**What is asked**
Output the full listing below exactly as it reads, and skip anything that is a picture.

**Task inputs**

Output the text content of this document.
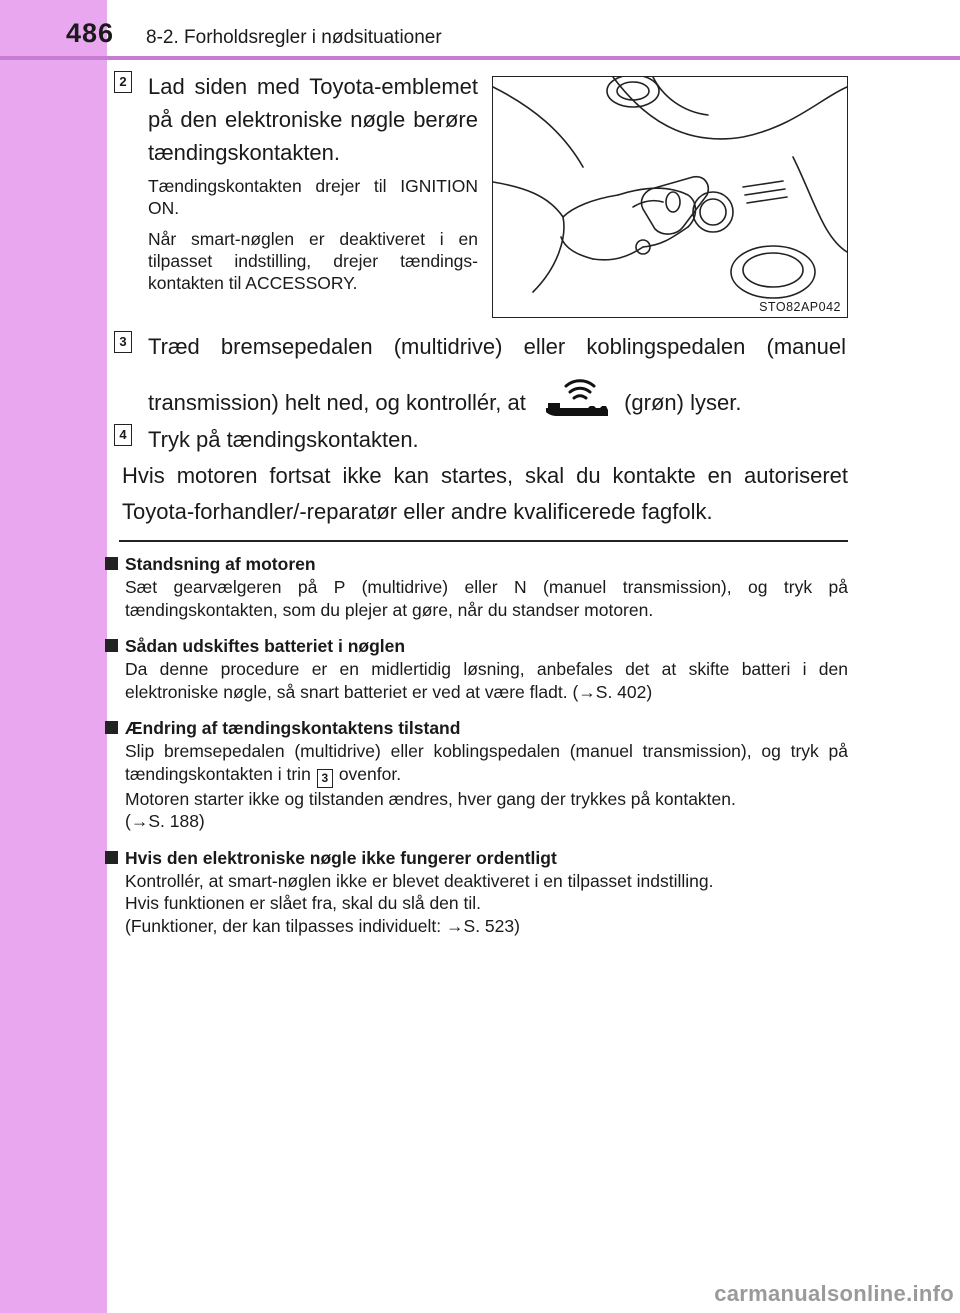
486 8-2. Forholdsregler i nødsituationer
2 Lad siden med Toyota-emblemet på den elektroniske nøgle berøre tændingskontakten.
Tændingskontakten drejer til IGNITION ON.
Når smart-nøglen er deaktiveret i en tilpasset indstilling, drejer tændings-kontakten til ACCESSORY.
STO82AP042
3 Træd bremsepedalen (multidrive) eller koblingspedalen (manuel
transmission) helt ned, og kontrollér, at	(grøn) lyser.
4 Tryk på tændingskontakten.
Hvis motoren fortsat ikke kan startes, skal du kontakte en autoriseret Toyota-forhandler/-reparatør eller andre kvalificerede fagfolk.
Standsning af motoren
Sæt gearvælgeren på P (multidrive) eller N (manuel transmission), og tryk på tændingskontakten, som du plejer at gøre, når du standser motoren.
Sådan udskiftes batteriet i nøglen
Da denne procedure er en midlertidig løsning, anbefales det at skifte batteri i den elektroniske nøgle, så snart batteriet er ved at være fladt. (→S. 402)
Ændring af tændingskontaktens tilstand
Slip bremsepedalen (multidrive) eller koblingspedalen (manuel transmission), og tryk på tændingskontakten i trin 3 ovenfor.
Motoren starter ikke og tilstanden ændres, hver gang der trykkes på kontakten.
(→S. 188)
Hvis den elektroniske nøgle ikke fungerer ordentligt
Kontrollér, at smart-nøglen ikke er blevet deaktiveret i en tilpasset indstilling.
Hvis funktionen er slået fra, skal du slå den til.
(Funktioner, der kan tilpasses individuelt: →S. 523)
carmanualsonline.info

**Answer in full**
Output the text content of this document.
486 8-2. Forholdsregler i nødsituationer
2 Lad siden med Toyota-emblemet på den elektroniske nøgle berøre tændingskontakten.
Tændingskontakten drejer til IGNITION ON.
Når smart-nøglen er deaktiveret i en tilpasset indstilling, drejer tændings-kontakten til ACCESSORY.
STO82AP042
3 Træd bremsepedalen (multidrive) eller koblingspedalen (manuel
transmission) helt ned, og kontrollér, at	(grøn) lyser.
4 Tryk på tændingskontakten.
Hvis motoren fortsat ikke kan startes, skal du kontakte en autoriseret Toyota-forhandler/-reparatør eller andre kvalificerede fagfolk.
Standsning af motoren
Sæt gearvælgeren på P (multidrive) eller N (manuel transmission), og tryk på tændingskontakten, som du plejer at gøre, når du standser motoren.
Sådan udskiftes batteriet i nøglen
Da denne procedure er en midlertidig løsning, anbefales det at skifte batteri i den elektroniske nøgle, så snart batteriet er ved at være fladt. (→S. 402)
Ændring af tændingskontaktens tilstand
Slip bremsepedalen (multidrive) eller koblingspedalen (manuel transmission), og tryk på tændingskontakten i trin 3 ovenfor.
Motoren starter ikke og tilstanden ændres, hver gang der trykkes på kontakten.
(→S. 188)
Hvis den elektroniske nøgle ikke fungerer ordentligt
Kontrollér, at smart-nøglen ikke er blevet deaktiveret i en tilpasset indstilling.
Hvis funktionen er slået fra, skal du slå den til.
(Funktioner, der kan tilpasses individuelt: →S. 523)
carmanualsonline.info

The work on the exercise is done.